Your objective »
None of the pictures should be copied, though every line of the listing must be printed exactly.

Data records »
________________________________________
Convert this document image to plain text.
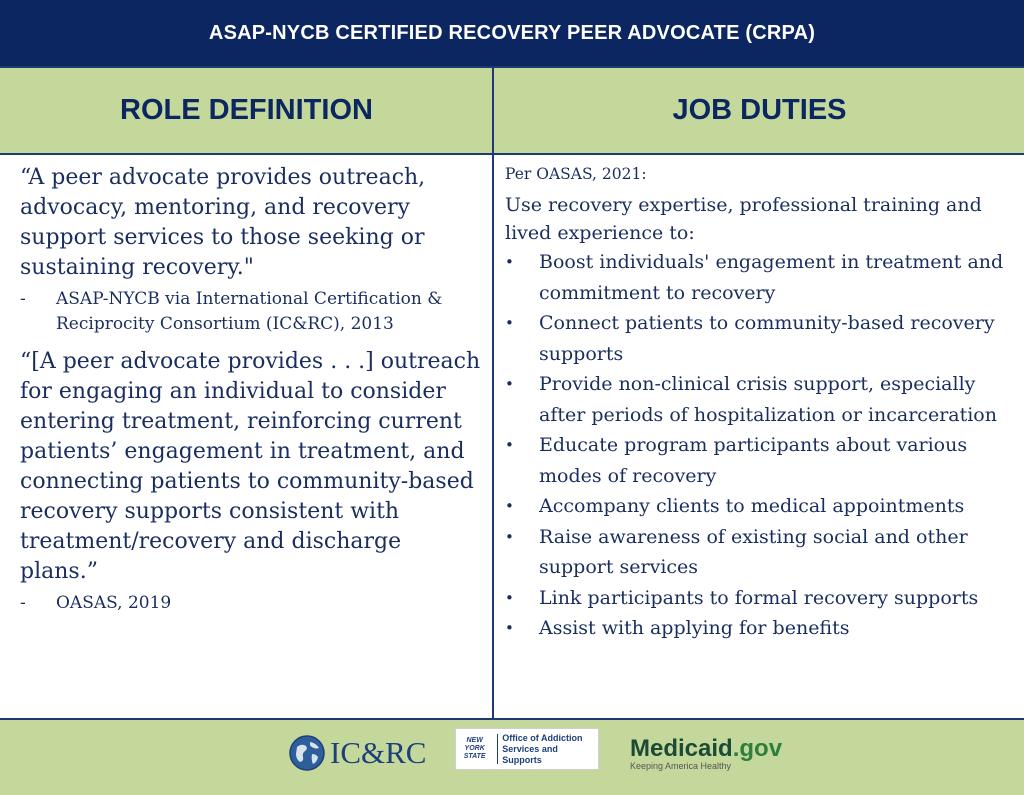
ASAP-NYCB CERTIFIED RECOVERY PEER ADVOCATE (CRPA)
ROLE DEFINITION	JOB DUTIES

“A peer advocate provides outreach, advocacy, mentoring, and recovery support services to those seeking or sustaining recovery."

-	ASAP-NYCB via International Certification & Reciprocity Consortium (IC&RC), 2013

“[A peer advocate provides . . .] outreach for engaging an individual to consider entering treatment, reinforcing current patients’ engagement in treatment, and connecting patients to community-based recovery supports consistent with treatment/recovery and discharge plans.”

-	OASAS, 2019

Per OASAS, 2021:

Use recovery expertise, professional training and lived experience to:

•	Boost individuals' engagement in treatment and commitment to recovery
•	Connect patients to community-based recovery supports
•	Provide non-clinical crisis support, especially after periods of hospitalization or incarceration
•	Educate program participants about various modes of recovery
•	Accompany clients to medical appointments
•	Raise awareness of existing social and other support services
•	Link participants to formal recovery supports
•	Assist with applying for benefits
IC&RC	NEW YORK STATE
Office of Addiction
Services and Supports	Medicaid.gov
Keeping America Healthy
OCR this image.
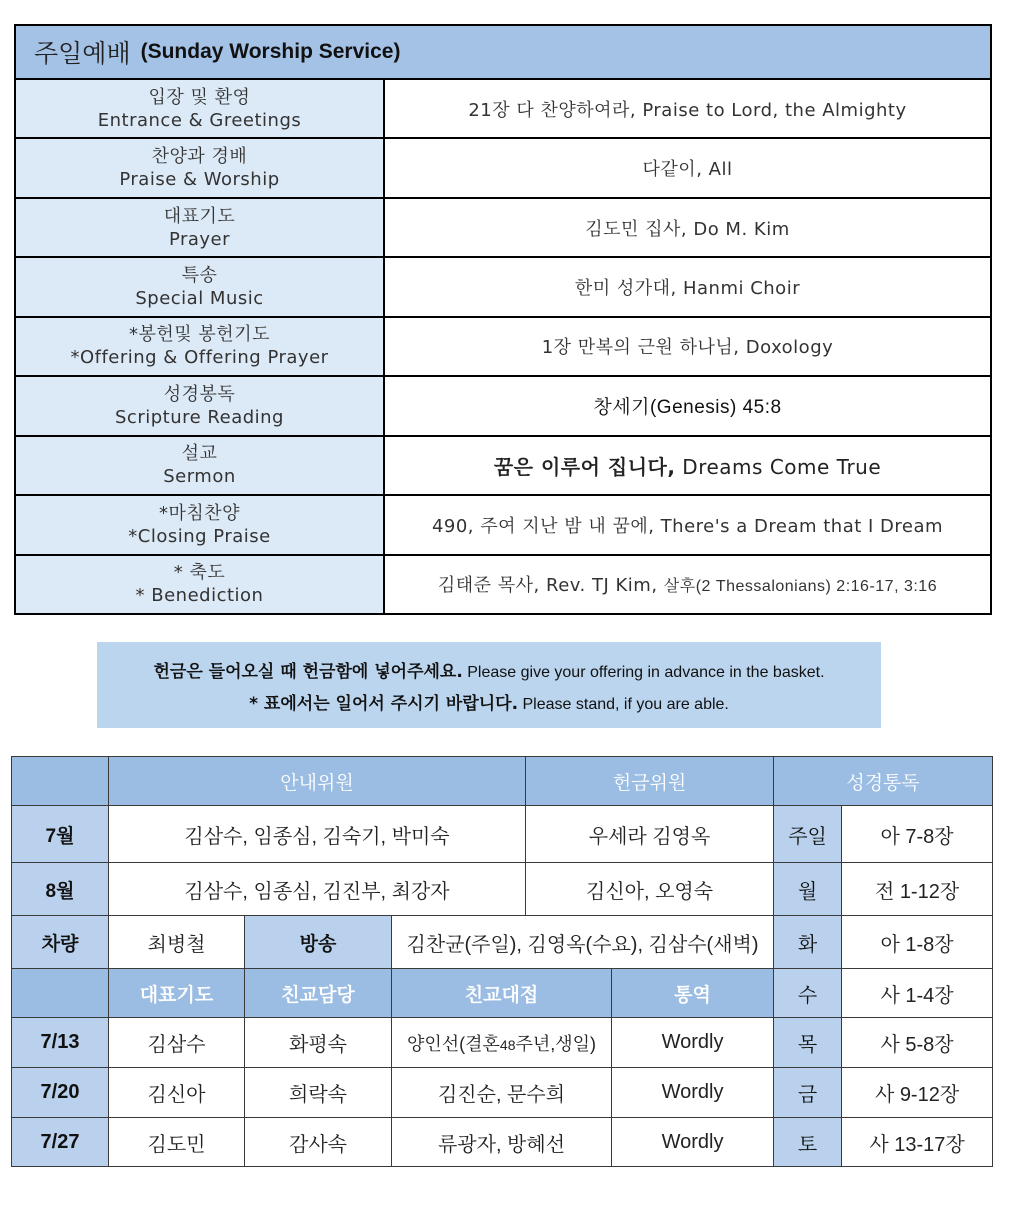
주일예배 (Sunday Worship Service)	

입장 및 환영
Entrance & Greetings	21장 다 찬양하여라, Praise to Lord, the Almighty

찬양과 경배
Praise & Worship	다같이, All

대표기도
Prayer	김도민 집사, Do M. Kim

특송
Special Music	한미 성가대, Hanmi Choir

*봉헌및 봉헌기도
*Offering & Offering Prayer	1장 만복의 근원 하나님, Doxology

성경봉독
Scripture Reading	창세기(Genesis) 45:8

설교
Sermon	꿈은 이루어 집니다, Dreams Come True

*마침찬양
*Closing Praise	490, 주여 지난 밤 내 꿈에, There's a Dream that I Dream

* 축도
* Benediction	김태준 목사, Rev. TJ Kim, 살후(2 Thessalonians) 2:16-17, 3:16
헌금은 들어오실 때 헌금함에 넣어주세요. Please give your offering in advance in the basket.
* 표에서는 일어서 주시기 바랍니다. Please stand, if you are able.
	안내위원			헌금위원		성경통독	
7월	김삼수, 임종심, 김숙기, 박미숙			우세라 김영옥		주일	아 7-8장
8월	김삼수, 임종심, 김진부, 최강자			김신아, 오영숙		월	전 1-12장
차량	최병철	방송	김찬균(주일), 김영옥(수요), 김삼수(새벽)			화	아 1-8장
	대표기도	친교담당	친교대접		통역	수	사 1-4장
7/13	김삼수	화평속	양인선(결혼48주년,생일)		Wordly	목	사 5-8장
7/20	김신아	희락속	김진순, 문수희		Wordly	금	사 9-12장
7/27	김도민	감사속	류광자, 방혜선		Wordly	토	사 13-17장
________________________________________
Result »
Convert this document image to plain text.
ASAP-NYCB CERTIFIED RECOVERY PEER ADVOCATE (CRPA)
ROLE DEFINITION	JOB DUTIES

“A peer advocate provides outreach, advocacy, mentoring, and recovery support services to those seeking or sustaining recovery."

-	ASAP-NYCB via International Certification & Reciprocity Consortium (IC&RC), 2013

“[A peer advocate provides . . .] outreach for engaging an individual to consider entering treatment, reinforcing current patients’ engagement in treatment, and connecting patients to community-based recovery supports consistent with treatment/recovery and discharge plans.”

-	OASAS, 2019

Per OASAS, 2021:

Use recovery expertise, professional training and lived experience to:

•	Boost individuals' engagement in treatment and commitment to recovery
•	Connect patients to community-based recovery supports
•	Provide non-clinical crisis support, especially after periods of hospitalization or incarceration
•	Educate program participants about various modes of recovery
•	Accompany clients to medical appointments
•	Raise awareness of existing social and other support services
•	Link participants to formal recovery supports
•	Assist with applying for benefits
IC&RC	NEW YORK STATE
Office of Addiction
Services and Supports	Medicaid.gov
Keeping America Healthy
OCR this image.
주일예배 (Sunday Worship Service)	

입장 및 환영
Entrance & Greetings	21장 다 찬양하여라, Praise to Lord, the Almighty

찬양과 경배
Praise & Worship	다같이, All

대표기도
Prayer	김도민 집사, Do M. Kim

특송
Special Music	한미 성가대, Hanmi Choir

*봉헌및 봉헌기도
*Offering & Offering Prayer	1장 만복의 근원 하나님, Doxology

성경봉독
Scripture Reading	창세기(Genesis) 45:8

설교
Sermon	꿈은 이루어 집니다, Dreams Come True

*마침찬양
*Closing Praise	490, 주여 지난 밤 내 꿈에, There's a Dream that I Dream

* 축도
* Benediction	김태준 목사, Rev. TJ Kim, 살후(2 Thessalonians) 2:16-17, 3:16
헌금은 들어오실 때 헌금함에 넣어주세요. Please give your offering in advance in the basket.
* 표에서는 일어서 주시기 바랍니다. Please stand, if you are able.
	안내위원			헌금위원		성경통독	
7월	김삼수, 임종심, 김숙기, 박미숙			우세라 김영옥		주일	아 7-8장
8월	김삼수, 임종심, 김진부, 최강자			김신아, 오영숙		월	전 1-12장
차량	최병철	방송	김찬균(주일), 김영옥(수요), 김삼수(새벽)			화	아 1-8장
	대표기도	친교담당	친교대접		통역	수	사 1-4장
7/13	김삼수	화평속	양인선(결혼48주년,생일)		Wordly	목	사 5-8장
7/20	김신아	희락속	김진순, 문수희		Wordly	금	사 9-12장
7/27	김도민	감사속	류광자, 방혜선		Wordly	토	사 13-17장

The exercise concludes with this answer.